--- Records for this exercise ---
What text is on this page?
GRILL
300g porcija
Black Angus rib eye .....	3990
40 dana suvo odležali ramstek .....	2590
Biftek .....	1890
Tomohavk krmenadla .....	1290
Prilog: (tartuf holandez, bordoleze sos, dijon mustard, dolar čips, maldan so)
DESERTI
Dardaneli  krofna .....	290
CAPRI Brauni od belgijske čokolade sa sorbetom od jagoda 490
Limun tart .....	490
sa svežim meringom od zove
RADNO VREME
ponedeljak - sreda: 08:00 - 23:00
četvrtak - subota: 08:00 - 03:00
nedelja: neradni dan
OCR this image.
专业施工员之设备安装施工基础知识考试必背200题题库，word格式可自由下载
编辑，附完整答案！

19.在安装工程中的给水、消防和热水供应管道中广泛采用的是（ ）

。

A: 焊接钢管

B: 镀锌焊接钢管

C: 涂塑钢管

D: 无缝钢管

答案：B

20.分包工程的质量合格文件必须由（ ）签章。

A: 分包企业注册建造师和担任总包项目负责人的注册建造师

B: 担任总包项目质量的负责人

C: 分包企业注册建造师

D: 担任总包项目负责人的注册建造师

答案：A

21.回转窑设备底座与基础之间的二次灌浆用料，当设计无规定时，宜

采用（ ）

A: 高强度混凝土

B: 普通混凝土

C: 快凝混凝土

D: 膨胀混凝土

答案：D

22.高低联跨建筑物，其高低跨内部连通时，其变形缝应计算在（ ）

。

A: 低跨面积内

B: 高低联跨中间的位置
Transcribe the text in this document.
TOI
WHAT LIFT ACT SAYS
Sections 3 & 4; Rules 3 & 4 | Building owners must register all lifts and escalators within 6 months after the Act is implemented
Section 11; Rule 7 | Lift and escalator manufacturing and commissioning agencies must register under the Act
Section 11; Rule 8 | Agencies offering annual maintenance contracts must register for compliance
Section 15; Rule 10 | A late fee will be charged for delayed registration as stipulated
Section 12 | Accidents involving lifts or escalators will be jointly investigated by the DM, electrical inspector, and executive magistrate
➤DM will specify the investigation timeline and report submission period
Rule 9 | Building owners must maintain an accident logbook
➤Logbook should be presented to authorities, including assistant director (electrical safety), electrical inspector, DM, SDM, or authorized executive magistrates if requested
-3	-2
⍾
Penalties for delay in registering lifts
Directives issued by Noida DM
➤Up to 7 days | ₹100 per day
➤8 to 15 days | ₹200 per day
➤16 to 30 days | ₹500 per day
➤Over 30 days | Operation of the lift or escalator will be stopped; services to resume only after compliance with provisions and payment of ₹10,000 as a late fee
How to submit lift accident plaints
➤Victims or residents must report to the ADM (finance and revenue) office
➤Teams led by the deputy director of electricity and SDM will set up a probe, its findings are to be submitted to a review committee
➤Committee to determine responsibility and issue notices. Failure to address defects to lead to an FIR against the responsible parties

--- Task to complete ---
Which lines contain "late"? Copy each of them out.

--- Exercise solution ---
Section 15; Rule 10 | A late fee will be charged for delayed registration as stipulated
➤Over 30 days | Operation of the lift or escalator will be stopped; services to resume only after compliance with provisions and payment of ₹10,000 as a late fee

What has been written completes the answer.